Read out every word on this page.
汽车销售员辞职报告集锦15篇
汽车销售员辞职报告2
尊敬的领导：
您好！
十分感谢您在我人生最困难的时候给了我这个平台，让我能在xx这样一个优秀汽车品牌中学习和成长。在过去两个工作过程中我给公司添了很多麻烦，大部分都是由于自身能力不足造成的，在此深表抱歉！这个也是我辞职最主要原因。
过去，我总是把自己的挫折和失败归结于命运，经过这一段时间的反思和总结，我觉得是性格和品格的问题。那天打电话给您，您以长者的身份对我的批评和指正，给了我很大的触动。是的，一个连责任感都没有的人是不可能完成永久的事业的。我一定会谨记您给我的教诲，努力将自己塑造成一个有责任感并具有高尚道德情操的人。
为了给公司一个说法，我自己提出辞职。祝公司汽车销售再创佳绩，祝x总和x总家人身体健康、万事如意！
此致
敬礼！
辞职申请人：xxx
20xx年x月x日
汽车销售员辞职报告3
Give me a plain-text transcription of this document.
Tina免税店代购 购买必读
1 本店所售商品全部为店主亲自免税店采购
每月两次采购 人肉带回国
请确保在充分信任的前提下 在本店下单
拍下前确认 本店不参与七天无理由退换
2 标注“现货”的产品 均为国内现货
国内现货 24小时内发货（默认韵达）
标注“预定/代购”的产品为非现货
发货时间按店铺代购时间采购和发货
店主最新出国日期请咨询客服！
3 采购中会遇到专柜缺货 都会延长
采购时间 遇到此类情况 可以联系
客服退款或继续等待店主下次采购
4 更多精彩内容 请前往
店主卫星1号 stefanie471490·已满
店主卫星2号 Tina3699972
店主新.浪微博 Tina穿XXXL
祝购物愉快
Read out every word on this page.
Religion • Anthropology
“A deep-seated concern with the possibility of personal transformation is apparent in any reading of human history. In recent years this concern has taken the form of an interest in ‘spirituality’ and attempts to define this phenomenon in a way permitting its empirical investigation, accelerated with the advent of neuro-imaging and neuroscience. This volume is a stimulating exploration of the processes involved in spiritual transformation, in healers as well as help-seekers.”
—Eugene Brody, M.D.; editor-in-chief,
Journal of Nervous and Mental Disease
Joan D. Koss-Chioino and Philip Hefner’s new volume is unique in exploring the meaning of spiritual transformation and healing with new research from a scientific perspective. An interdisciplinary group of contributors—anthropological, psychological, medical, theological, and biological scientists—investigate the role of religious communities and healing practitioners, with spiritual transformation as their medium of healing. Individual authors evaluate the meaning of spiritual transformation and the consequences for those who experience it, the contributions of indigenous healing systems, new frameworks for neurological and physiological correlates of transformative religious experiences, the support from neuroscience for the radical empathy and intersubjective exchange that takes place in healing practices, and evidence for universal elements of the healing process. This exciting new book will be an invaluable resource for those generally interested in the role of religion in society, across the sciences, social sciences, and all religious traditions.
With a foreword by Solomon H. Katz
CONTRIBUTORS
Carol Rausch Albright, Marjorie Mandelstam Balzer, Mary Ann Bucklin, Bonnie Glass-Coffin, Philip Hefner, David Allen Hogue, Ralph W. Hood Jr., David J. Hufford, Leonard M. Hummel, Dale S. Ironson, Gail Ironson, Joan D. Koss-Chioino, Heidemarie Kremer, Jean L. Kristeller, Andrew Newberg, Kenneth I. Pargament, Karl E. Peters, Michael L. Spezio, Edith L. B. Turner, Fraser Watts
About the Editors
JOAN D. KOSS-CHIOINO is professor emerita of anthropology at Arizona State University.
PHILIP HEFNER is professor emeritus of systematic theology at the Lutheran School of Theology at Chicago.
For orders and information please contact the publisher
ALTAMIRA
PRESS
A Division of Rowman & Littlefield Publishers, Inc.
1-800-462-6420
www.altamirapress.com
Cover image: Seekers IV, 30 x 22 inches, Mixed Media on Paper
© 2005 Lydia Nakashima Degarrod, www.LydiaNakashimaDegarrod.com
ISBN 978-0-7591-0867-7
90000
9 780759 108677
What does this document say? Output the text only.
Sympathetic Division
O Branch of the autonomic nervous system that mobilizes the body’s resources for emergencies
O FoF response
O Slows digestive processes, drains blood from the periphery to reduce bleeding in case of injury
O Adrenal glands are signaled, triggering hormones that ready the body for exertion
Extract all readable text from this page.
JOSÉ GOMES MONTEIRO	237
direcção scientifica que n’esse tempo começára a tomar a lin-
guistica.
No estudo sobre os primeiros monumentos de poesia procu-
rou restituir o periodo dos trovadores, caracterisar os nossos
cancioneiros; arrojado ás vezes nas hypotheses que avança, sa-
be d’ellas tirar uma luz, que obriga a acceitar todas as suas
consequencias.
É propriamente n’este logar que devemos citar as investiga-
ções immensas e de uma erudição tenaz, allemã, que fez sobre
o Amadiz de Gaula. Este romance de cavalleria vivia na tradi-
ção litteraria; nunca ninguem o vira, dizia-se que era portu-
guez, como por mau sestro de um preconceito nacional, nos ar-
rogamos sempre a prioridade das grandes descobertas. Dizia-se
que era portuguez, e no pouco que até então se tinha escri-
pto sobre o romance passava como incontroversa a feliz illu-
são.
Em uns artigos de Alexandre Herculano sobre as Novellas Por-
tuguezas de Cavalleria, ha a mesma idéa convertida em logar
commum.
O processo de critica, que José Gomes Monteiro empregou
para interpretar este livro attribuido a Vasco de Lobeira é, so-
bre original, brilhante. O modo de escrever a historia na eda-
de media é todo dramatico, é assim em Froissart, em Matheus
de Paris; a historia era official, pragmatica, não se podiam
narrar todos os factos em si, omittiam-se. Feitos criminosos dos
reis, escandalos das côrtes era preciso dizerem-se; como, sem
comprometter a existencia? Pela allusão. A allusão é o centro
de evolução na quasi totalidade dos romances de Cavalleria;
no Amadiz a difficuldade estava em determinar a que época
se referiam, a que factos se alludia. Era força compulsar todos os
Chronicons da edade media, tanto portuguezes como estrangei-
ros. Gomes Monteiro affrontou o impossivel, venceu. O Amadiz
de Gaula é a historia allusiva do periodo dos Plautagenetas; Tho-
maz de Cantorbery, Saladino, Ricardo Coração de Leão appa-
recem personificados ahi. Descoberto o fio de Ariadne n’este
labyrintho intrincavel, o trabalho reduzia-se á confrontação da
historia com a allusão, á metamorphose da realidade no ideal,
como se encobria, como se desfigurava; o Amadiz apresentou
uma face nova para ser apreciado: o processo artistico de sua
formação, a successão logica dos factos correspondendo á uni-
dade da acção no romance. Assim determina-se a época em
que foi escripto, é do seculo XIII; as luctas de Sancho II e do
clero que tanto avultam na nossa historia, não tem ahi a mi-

........

Stated exercise
Collect the lines of the records that include the string "professor".

Finished task
JOAN D. KOSS-CHIOINO is professor emerita of anthropology at Arizona State University.
PHILIP HEFNER is professor emeritus of systematic theology at the Lutheran School of Theology at Chicago.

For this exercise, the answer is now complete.